/---

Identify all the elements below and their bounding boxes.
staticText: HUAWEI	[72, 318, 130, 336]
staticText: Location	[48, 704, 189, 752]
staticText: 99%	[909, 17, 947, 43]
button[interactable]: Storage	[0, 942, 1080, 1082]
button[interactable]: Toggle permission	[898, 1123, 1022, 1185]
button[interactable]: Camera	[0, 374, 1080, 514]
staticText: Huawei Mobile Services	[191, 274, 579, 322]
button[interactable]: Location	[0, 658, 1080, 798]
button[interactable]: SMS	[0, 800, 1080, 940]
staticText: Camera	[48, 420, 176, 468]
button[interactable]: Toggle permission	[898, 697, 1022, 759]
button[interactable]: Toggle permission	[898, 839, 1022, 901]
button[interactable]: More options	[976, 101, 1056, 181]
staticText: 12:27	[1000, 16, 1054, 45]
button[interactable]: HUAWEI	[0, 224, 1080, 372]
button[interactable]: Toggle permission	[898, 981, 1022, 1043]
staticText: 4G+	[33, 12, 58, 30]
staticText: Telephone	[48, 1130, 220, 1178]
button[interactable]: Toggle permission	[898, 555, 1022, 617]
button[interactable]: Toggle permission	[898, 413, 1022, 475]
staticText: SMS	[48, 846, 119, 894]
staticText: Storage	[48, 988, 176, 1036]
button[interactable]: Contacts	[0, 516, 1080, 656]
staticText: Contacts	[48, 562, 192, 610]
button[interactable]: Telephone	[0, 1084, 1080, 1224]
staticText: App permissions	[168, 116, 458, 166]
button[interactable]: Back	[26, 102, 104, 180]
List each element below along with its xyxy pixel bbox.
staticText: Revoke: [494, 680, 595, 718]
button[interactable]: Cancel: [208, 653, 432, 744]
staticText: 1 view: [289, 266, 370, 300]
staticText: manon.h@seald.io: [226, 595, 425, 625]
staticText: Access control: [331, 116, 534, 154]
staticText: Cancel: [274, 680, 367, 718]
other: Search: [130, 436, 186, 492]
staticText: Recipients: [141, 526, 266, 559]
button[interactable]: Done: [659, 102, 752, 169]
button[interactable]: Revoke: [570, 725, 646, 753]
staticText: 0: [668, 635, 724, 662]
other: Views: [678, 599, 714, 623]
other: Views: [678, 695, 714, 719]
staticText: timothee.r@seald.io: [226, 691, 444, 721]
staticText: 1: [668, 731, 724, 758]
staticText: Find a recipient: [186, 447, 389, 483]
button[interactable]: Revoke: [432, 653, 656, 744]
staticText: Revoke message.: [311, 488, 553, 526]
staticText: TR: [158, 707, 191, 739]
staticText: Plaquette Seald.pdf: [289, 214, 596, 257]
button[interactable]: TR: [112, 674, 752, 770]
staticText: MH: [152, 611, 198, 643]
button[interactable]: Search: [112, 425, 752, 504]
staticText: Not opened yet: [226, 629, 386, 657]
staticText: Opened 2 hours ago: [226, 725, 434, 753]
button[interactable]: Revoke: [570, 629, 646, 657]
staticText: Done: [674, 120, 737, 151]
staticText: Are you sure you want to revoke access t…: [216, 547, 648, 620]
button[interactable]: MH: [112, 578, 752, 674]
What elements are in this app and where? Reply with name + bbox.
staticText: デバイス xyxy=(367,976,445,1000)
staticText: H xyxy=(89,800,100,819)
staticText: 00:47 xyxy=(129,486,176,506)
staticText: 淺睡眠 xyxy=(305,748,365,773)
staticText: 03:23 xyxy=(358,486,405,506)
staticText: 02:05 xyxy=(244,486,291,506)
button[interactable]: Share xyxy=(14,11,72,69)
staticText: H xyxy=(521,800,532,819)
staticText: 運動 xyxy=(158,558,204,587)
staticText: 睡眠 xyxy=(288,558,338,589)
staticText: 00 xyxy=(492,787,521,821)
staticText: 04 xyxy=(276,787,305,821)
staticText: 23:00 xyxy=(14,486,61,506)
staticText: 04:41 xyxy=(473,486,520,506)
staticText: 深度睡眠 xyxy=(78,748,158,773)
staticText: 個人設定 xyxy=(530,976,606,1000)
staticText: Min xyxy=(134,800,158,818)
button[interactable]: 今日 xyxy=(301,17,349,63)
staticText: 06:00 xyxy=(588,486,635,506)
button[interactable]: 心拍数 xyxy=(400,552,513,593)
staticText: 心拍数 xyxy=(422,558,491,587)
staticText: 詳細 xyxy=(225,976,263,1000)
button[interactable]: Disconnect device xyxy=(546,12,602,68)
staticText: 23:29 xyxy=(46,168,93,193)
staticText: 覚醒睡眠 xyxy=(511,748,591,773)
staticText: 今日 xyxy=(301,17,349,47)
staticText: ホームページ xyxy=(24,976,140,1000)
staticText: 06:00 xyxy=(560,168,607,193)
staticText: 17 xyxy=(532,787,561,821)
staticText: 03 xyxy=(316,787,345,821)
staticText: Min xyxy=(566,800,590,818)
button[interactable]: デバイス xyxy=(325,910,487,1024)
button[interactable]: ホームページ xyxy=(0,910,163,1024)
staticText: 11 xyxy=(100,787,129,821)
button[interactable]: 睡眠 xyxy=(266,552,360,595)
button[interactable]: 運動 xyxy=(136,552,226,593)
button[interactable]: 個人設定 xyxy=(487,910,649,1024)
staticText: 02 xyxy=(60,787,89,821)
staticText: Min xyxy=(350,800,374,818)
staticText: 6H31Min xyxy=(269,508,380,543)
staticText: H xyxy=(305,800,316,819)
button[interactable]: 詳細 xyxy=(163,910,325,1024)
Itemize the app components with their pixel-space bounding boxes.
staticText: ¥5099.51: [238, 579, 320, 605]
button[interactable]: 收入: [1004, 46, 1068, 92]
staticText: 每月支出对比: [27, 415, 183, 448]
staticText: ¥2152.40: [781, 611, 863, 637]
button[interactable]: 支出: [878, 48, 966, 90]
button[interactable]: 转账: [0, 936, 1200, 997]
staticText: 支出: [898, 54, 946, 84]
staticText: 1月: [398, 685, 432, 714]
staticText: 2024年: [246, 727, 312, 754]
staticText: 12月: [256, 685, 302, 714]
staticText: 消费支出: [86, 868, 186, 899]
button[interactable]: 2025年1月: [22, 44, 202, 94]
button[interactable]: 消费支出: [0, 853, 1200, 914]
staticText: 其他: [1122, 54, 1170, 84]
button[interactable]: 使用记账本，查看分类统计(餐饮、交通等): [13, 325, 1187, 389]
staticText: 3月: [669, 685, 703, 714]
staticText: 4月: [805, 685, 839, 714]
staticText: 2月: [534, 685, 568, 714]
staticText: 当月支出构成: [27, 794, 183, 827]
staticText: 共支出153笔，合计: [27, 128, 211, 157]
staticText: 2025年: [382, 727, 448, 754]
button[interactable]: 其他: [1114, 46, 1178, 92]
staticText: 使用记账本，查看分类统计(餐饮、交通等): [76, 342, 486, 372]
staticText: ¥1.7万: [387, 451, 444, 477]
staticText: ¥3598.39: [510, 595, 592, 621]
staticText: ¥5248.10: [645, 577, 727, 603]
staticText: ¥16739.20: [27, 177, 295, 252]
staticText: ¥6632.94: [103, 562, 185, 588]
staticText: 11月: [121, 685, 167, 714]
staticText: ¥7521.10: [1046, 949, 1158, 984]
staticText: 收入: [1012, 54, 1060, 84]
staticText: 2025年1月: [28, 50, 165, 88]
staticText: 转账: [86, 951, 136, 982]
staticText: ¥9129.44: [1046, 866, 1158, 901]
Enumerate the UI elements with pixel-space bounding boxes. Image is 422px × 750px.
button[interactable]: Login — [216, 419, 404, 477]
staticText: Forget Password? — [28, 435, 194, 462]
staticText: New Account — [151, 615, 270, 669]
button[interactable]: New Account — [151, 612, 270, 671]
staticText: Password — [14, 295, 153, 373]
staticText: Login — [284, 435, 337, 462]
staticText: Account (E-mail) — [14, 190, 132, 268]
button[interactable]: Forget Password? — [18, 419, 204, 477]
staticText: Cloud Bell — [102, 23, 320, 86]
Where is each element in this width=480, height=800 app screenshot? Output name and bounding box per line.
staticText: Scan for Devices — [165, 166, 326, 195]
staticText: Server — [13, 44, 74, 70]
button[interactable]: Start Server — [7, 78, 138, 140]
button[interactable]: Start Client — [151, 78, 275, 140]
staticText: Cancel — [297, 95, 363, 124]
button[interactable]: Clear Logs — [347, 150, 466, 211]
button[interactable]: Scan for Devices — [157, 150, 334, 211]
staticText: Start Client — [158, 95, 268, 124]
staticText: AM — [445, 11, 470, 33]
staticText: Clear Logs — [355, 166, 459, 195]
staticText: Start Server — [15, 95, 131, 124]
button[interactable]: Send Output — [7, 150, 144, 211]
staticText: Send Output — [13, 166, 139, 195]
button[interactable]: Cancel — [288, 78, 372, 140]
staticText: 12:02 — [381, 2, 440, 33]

\---

EXERCISE BRIEF: Reproduce the listing word for word from its start through the line containing "16, 1054, 45]".

TASK RESPONSE:
Identify all the elements below and their bounding boxes.
staticText: HUAWEI	[72, 318, 130, 336]
staticText: Location	[48, 704, 189, 752]
staticText: 99%	[909, 17, 947, 43]
button[interactable]: Storage	[0, 942, 1080, 1082]
button[interactable]: Toggle permission	[898, 1123, 1022, 1185]
button[interactable]: Camera	[0, 374, 1080, 514]
staticText: Huawei Mobile Services	[191, 274, 579, 322]
button[interactable]: Location	[0, 658, 1080, 798]
button[interactable]: SMS	[0, 800, 1080, 940]
staticText: Camera	[48, 420, 176, 468]
button[interactable]: Toggle permission	[898, 697, 1022, 759]
button[interactable]: Toggle permission	[898, 839, 1022, 901]
button[interactable]: More options	[976, 101, 1056, 181]
staticText: 12:27	[1000, 16, 1054, 45]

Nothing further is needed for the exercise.